** BEGIN **

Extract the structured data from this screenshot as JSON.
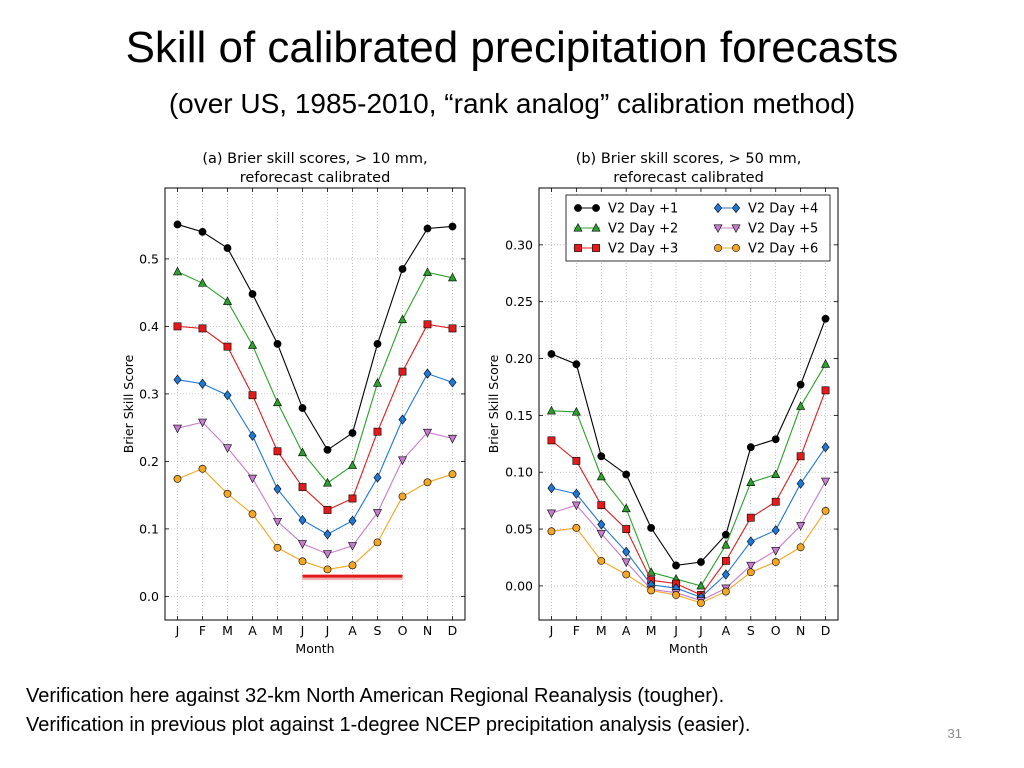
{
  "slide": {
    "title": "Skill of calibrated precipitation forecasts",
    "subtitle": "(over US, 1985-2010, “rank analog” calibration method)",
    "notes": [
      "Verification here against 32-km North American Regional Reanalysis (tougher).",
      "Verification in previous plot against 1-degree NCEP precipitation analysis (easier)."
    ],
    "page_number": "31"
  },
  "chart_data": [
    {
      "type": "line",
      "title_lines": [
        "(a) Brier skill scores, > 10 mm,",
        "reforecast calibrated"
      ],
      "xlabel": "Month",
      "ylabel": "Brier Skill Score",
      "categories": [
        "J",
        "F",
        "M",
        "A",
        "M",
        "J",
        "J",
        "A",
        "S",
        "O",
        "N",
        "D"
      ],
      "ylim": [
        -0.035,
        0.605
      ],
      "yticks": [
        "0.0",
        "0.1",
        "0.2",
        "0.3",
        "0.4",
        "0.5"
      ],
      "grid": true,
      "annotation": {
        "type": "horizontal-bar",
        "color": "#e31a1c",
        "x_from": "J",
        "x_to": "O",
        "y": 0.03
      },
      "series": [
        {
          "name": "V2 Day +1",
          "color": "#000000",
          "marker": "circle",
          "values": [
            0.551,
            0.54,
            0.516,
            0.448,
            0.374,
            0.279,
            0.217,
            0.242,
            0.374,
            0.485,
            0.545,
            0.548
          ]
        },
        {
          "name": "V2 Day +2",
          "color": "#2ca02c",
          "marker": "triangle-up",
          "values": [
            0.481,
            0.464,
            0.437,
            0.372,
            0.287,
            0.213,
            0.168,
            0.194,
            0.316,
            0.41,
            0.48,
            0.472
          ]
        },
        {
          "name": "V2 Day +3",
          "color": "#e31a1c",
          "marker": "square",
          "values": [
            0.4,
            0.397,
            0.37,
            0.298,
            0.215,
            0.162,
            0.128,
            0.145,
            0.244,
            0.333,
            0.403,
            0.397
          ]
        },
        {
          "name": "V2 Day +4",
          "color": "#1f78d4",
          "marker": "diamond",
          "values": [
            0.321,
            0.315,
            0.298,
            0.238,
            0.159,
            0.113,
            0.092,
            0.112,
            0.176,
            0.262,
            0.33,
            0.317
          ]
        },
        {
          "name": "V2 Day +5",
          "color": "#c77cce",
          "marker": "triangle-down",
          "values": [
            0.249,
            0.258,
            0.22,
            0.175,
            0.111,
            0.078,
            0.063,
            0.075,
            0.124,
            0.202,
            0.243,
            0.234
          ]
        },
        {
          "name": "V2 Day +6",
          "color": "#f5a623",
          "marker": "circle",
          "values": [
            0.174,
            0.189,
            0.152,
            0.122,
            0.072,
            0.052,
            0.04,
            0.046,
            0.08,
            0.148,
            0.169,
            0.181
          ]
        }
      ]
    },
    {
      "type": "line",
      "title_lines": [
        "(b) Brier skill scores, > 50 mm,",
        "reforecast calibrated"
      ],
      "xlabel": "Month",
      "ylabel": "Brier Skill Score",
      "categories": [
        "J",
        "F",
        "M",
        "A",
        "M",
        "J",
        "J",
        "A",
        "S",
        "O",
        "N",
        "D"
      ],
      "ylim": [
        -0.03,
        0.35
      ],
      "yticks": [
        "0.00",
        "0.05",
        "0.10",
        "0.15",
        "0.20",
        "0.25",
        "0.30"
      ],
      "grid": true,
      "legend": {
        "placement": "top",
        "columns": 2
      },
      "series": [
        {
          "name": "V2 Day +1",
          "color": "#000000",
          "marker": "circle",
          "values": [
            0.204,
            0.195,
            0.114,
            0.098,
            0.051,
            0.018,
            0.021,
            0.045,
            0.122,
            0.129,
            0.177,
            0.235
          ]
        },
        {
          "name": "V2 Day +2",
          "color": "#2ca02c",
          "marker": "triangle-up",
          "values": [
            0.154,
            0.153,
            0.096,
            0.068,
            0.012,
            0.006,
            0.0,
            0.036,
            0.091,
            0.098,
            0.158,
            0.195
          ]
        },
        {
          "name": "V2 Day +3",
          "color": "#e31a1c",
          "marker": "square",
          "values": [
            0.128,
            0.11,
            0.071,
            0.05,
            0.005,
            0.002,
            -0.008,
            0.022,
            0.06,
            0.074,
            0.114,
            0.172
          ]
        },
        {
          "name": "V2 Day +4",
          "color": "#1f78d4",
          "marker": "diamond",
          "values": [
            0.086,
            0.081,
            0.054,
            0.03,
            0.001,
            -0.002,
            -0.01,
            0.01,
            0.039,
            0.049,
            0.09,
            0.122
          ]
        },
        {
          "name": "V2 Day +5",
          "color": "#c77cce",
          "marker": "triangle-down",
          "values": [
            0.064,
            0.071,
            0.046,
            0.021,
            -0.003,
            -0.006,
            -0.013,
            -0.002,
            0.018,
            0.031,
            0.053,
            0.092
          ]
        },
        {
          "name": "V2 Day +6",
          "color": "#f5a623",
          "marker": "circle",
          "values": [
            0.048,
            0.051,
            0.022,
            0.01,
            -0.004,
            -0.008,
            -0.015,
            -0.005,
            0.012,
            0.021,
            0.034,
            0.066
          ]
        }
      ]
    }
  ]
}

** END **
** BEGIN **

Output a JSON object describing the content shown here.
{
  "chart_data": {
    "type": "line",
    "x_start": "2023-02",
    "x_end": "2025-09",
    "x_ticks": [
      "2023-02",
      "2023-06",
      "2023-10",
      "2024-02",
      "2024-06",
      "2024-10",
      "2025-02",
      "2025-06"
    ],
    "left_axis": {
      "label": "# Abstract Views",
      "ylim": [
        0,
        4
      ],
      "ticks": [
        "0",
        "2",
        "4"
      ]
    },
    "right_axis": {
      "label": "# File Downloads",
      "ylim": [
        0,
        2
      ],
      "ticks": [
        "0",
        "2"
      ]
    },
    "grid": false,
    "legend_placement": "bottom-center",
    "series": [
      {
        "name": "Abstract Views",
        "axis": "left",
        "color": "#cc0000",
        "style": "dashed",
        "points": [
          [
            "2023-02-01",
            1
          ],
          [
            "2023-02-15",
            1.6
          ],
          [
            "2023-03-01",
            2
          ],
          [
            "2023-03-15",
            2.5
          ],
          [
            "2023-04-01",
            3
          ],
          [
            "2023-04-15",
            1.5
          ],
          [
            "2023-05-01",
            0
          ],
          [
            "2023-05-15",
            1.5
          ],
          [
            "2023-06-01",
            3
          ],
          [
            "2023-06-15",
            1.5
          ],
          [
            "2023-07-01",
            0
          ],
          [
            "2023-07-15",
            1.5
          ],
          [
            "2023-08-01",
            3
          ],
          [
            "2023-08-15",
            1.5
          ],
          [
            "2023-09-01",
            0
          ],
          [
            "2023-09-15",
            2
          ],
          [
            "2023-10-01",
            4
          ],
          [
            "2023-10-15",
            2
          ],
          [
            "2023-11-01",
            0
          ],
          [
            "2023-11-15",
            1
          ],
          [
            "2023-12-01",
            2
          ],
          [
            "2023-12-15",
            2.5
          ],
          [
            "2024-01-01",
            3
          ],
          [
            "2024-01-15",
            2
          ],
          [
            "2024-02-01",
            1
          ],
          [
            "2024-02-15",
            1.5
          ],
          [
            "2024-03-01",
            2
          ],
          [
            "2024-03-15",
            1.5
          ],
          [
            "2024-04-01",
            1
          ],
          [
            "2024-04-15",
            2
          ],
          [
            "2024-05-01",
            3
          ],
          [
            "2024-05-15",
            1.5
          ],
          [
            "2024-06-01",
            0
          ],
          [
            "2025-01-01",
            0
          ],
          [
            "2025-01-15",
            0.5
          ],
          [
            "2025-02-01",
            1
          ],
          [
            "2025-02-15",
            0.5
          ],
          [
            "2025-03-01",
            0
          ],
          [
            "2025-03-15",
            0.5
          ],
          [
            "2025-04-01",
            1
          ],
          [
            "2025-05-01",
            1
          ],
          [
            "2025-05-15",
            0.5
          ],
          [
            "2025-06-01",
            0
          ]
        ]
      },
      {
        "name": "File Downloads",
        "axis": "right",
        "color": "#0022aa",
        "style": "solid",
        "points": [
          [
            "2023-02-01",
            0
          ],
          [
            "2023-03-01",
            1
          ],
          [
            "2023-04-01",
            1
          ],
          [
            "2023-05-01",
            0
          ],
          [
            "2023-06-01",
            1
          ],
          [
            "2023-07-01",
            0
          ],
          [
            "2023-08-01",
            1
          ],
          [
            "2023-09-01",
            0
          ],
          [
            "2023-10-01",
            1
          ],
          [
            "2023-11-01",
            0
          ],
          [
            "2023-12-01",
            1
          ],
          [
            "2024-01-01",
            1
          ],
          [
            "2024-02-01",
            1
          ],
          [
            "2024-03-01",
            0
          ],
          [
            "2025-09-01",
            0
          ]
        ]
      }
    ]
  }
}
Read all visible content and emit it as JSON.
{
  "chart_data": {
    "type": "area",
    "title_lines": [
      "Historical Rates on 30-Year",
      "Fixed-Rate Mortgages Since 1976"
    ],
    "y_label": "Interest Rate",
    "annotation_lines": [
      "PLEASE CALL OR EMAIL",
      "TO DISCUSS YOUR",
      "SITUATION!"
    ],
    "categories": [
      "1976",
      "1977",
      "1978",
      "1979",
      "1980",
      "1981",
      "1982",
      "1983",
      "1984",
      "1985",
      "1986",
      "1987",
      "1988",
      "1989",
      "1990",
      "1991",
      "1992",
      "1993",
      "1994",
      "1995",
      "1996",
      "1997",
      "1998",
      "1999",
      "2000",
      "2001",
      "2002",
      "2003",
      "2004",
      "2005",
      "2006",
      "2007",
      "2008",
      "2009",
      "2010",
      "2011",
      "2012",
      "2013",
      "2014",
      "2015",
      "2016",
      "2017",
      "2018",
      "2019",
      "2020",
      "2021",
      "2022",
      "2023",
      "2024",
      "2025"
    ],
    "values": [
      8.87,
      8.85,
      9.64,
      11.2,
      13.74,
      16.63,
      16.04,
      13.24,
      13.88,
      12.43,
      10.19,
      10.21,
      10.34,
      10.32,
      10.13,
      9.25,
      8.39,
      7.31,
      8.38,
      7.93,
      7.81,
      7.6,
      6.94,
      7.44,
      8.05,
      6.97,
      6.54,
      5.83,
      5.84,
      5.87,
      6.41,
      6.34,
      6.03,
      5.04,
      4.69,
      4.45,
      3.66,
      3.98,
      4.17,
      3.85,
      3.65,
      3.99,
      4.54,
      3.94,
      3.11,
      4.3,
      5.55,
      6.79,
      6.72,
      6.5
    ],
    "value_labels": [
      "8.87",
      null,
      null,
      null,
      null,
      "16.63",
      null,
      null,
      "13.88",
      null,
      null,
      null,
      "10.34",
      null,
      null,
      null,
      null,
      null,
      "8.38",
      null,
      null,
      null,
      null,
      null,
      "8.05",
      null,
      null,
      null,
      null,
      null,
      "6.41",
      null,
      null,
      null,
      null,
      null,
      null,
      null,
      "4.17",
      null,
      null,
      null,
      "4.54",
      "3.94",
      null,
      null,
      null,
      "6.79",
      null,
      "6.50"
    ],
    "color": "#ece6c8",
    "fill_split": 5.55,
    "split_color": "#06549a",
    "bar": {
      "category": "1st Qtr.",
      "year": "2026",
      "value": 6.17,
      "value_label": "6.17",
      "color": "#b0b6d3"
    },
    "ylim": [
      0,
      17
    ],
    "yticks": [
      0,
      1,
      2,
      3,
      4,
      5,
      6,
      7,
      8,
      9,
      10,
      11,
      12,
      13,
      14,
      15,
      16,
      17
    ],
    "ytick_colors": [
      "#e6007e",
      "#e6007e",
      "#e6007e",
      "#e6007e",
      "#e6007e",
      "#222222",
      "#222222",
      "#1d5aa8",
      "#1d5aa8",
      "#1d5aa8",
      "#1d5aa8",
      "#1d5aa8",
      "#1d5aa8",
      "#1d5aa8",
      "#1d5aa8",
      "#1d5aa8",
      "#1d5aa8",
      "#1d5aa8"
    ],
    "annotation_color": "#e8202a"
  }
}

** END **

_WHAT THE TASK REQUIRES_. Select, from the listing, all lines that include the word "content".

_REPLY TO THE EXERCISE_.
Output a JSON object describing the content shown here.
Read all visible content and emit it as JSON.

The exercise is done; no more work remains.